TASK STATEMENT: Give the data again, word for word.
=== SOURCE MATERIAL ===
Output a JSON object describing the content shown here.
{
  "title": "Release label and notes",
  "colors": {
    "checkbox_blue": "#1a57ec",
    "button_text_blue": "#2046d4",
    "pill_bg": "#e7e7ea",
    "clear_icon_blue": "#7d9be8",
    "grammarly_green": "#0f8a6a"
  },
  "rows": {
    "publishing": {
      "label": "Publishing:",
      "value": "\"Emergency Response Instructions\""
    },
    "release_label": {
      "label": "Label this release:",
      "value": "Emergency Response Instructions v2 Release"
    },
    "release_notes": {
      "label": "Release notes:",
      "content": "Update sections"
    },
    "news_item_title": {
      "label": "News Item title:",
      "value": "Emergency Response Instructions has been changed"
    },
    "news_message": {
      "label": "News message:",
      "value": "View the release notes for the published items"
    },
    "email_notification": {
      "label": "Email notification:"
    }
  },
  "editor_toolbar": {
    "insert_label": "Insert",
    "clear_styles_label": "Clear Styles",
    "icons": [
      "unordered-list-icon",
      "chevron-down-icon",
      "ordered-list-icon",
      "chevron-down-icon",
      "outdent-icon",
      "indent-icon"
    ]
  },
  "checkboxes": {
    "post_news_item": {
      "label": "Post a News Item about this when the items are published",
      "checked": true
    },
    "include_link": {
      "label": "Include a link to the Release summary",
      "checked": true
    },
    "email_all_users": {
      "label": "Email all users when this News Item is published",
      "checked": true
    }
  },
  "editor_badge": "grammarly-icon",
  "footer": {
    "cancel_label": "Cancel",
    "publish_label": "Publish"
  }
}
===
ANSWER BELOW:
Output a JSON object describing the content shown here.
{
  "title": "Release label and notes",
  "colors": {
    "checkbox_blue": "#1a57ec",
    "button_text_blue": "#2046d4",
    "pill_bg": "#e7e7ea",
    "clear_icon_blue": "#7d9be8",
    "grammarly_green": "#0f8a6a"
  },
  "rows": {
    "publishing": {
      "label": "Publishing:",
      "value": "\"Emergency Response Instructions\""
    },
    "release_label": {
      "label": "Label this release:",
      "value": "Emergency Response Instructions v2 Release"
    },
    "release_notes": {
      "label": "Release notes:",
      "content": "Update sections"
    },
    "news_item_title": {
      "label": "News Item title:",
      "value": "Emergency Response Instructions has been changed"
    },
    "news_message": {
      "label": "News message:",
      "value": "View the release notes for the published items"
    },
    "email_notification": {
      "label": "Email notification:"
    }
  },
  "editor_toolbar": {
    "insert_label": "Insert",
    "clear_styles_label": "Clear Styles",
    "icons": [
      "unordered-list-icon",
      "chevron-down-icon",
      "ordered-list-icon",
      "chevron-down-icon",
      "outdent-icon",
      "indent-icon"
    ]
  },
  "checkboxes": {
    "post_news_item": {
      "label": "Post a News Item about this when the items are published",
      "checked": true
    },
    "include_link": {
      "label": "Include a link to the Release summary",
      "checked": true
    },
    "email_all_users": {
      "label": "Email all users when this News Item is published",
      "checked": true
    }
  },
  "editor_badge": "grammarly-icon",
  "footer": {
    "cancel_label": "Cancel",
    "publish_label": "Publish"
  }
}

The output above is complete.